┌─ SOURCE DATA

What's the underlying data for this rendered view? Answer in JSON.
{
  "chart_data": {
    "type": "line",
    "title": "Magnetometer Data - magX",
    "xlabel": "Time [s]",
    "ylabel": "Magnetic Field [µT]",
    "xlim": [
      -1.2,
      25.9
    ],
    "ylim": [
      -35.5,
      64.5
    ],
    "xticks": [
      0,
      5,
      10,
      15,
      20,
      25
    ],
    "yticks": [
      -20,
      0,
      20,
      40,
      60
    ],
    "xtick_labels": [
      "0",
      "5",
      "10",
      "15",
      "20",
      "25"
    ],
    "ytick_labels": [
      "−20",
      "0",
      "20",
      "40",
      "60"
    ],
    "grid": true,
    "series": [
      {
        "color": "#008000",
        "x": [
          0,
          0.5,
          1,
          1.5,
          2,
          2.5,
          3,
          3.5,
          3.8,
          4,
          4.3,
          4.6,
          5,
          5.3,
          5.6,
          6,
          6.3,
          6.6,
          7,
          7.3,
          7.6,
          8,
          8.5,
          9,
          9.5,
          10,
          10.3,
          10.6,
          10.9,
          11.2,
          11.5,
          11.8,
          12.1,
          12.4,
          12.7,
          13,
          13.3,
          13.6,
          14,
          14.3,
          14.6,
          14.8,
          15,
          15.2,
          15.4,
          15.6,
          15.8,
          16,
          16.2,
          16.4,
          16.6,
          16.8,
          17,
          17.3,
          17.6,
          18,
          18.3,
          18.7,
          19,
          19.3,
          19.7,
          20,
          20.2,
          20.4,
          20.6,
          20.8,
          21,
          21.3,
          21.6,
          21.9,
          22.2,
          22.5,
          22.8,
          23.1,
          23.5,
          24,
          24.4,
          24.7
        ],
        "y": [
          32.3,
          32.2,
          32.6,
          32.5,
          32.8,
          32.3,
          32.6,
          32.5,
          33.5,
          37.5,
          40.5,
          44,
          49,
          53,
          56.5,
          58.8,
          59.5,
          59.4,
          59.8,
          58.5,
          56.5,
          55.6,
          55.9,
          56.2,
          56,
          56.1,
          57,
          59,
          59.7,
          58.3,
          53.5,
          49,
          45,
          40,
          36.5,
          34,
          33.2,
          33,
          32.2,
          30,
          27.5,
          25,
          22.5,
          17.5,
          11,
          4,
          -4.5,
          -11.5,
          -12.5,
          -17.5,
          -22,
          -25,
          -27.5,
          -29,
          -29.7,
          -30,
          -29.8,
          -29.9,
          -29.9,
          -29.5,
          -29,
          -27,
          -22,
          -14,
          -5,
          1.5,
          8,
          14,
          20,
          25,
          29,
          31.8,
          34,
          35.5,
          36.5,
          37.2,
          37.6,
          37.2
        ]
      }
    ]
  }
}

└─

## [PROBLEM DETAILS]
Transcribe the material above word for word.

## [EXERCISE RESPONSE]
What's the underlying data for this rendered view? Answer in JSON.
{
  "chart_data": {
    "type": "line",
    "title": "Magnetometer Data - magX",
    "xlabel": "Time [s]",
    "ylabel": "Magnetic Field [µT]",
    "xlim": [
      -1.2,
      25.9
    ],
    "ylim": [
      -35.5,
      64.5
    ],
    "xticks": [
      0,
      5,
      10,
      15,
      20,
      25
    ],
    "yticks": [
      -20,
      0,
      20,
      40,
      60
    ],
    "xtick_labels": [
      "0",
      "5",
      "10",
      "15",
      "20",
      "25"
    ],
    "ytick_labels": [
      "−20",
      "0",
      "20",
      "40",
      "60"
    ],
    "grid": true,
    "series": [
      {
        "color": "#008000",
        "x": [
          0,
          0.5,
          1,
          1.5,
          2,
          2.5,
          3,
          3.5,
          3.8,
          4,
          4.3,
          4.6,
          5,
          5.3,
          5.6,
          6,
          6.3,
          6.6,
          7,
          7.3,
          7.6,
          8,
          8.5,
          9,
          9.5,
          10,
          10.3,
          10.6,
          10.9,
          11.2,
          11.5,
          11.8,
          12.1,
          12.4,
          12.7,
          13,
          13.3,
          13.6,
          14,
          14.3,
          14.6,
          14.8,
          15,
          15.2,
          15.4,
          15.6,
          15.8,
          16,
          16.2,
          16.4,
          16.6,
          16.8,
          17,
          17.3,
          17.6,
          18,
          18.3,
          18.7,
          19,
          19.3,
          19.7,
          20,
          20.2,
          20.4,
          20.6,
          20.8,
          21,
          21.3,
          21.6,
          21.9,
          22.2,
          22.5,
          22.8,
          23.1,
          23.5,
          24,
          24.4,
          24.7
        ],
        "y": [
          32.3,
          32.2,
          32.6,
          32.5,
          32.8,
          32.3,
          32.6,
          32.5,
          33.5,
          37.5,
          40.5,
          44,
          49,
          53,
          56.5,
          58.8,
          59.5,
          59.4,
          59.8,
          58.5,
          56.5,
          55.6,
          55.9,
          56.2,
          56,
          56.1,
          57,
          59,
          59.7,
          58.3,
          53.5,
          49,
          45,
          40,
          36.5,
          34,
          33.2,
          33,
          32.2,
          30,
          27.5,
          25,
          22.5,
          17.5,
          11,
          4,
          -4.5,
          -11.5,
          -12.5,
          -17.5,
          -22,
          -25,
          -27.5,
          -29,
          -29.7,
          -30,
          -29.8,
          -29.9,
          -29.9,
          -29.5,
          -29,
          -27,
          -22,
          -14,
          -5,
          1.5,
          8,
          14,
          20,
          25,
          29,
          31.8,
          34,
          35.5,
          36.5,
          37.2,
          37.6,
          37.2
        ]
      }
    ]
  }
}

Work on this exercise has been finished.